--- Start of Supplied data ---
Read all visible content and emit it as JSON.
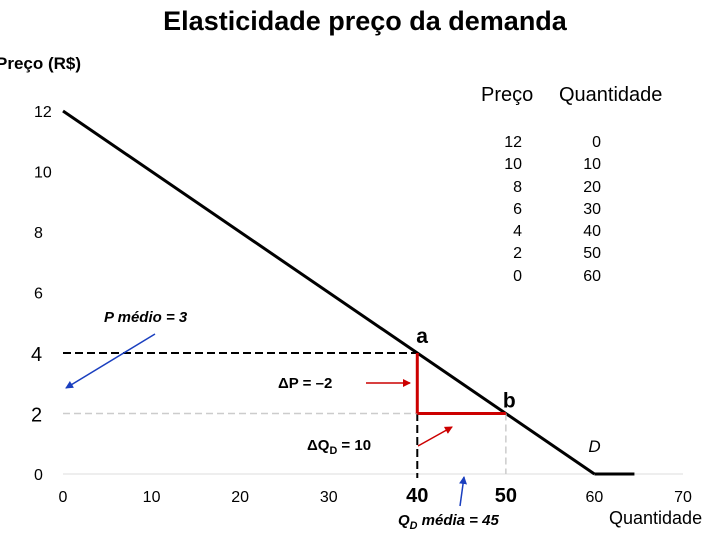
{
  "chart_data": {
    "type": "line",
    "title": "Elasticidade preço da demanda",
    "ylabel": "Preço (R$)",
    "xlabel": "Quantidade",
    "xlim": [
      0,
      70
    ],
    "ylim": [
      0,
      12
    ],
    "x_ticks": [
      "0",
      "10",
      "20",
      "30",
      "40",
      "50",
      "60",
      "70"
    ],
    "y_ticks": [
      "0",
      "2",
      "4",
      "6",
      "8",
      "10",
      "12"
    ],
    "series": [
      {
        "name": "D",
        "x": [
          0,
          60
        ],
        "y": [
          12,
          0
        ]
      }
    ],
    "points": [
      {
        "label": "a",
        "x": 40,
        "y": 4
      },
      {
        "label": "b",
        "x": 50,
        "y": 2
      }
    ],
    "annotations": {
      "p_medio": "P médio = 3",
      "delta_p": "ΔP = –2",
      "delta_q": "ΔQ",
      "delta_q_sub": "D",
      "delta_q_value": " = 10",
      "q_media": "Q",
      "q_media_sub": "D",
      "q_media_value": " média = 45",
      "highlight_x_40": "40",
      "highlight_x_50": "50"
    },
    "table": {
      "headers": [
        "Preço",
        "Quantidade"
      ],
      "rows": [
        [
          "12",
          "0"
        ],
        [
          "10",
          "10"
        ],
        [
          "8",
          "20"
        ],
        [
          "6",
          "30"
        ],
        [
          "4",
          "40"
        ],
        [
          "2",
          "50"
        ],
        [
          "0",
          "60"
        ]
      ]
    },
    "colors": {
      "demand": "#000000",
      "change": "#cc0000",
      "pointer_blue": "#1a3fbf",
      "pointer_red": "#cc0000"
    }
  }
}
--- End of Supplied data ---
● **Set problem**
Print all of the entries word for word. Skip any images they contain.

● **Answer for this exercise**
Read all visible content and emit it as JSON.
{
  "chart_data": {
    "type": "line",
    "title": "Elasticidade preço da demanda",
    "ylabel": "Preço (R$)",
    "xlabel": "Quantidade",
    "xlim": [
      0,
      70
    ],
    "ylim": [
      0,
      12
    ],
    "x_ticks": [
      "0",
      "10",
      "20",
      "30",
      "40",
      "50",
      "60",
      "70"
    ],
    "y_ticks": [
      "0",
      "2",
      "4",
      "6",
      "8",
      "10",
      "12"
    ],
    "series": [
      {
        "name": "D",
        "x": [
          0,
          60
        ],
        "y": [
          12,
          0
        ]
      }
    ],
    "points": [
      {
        "label": "a",
        "x": 40,
        "y": 4
      },
      {
        "label": "b",
        "x": 50,
        "y": 2
      }
    ],
    "annotations": {
      "p_medio": "P médio = 3",
      "delta_p": "ΔP = –2",
      "delta_q": "ΔQ",
      "delta_q_sub": "D",
      "delta_q_value": " = 10",
      "q_media": "Q",
      "q_media_sub": "D",
      "q_media_value": " média = 45",
      "highlight_x_40": "40",
      "highlight_x_50": "50"
    },
    "table": {
      "headers": [
        "Preço",
        "Quantidade"
      ],
      "rows": [
        [
          "12",
          "0"
        ],
        [
          "10",
          "10"
        ],
        [
          "8",
          "20"
        ],
        [
          "6",
          "30"
        ],
        [
          "4",
          "40"
        ],
        [
          "2",
          "50"
        ],
        [
          "0",
          "60"
        ]
      ]
    },
    "colors": {
      "demand": "#000000",
      "change": "#cc0000",
      "pointer_blue": "#1a3fbf",
      "pointer_red": "#cc0000"
    }
  }
}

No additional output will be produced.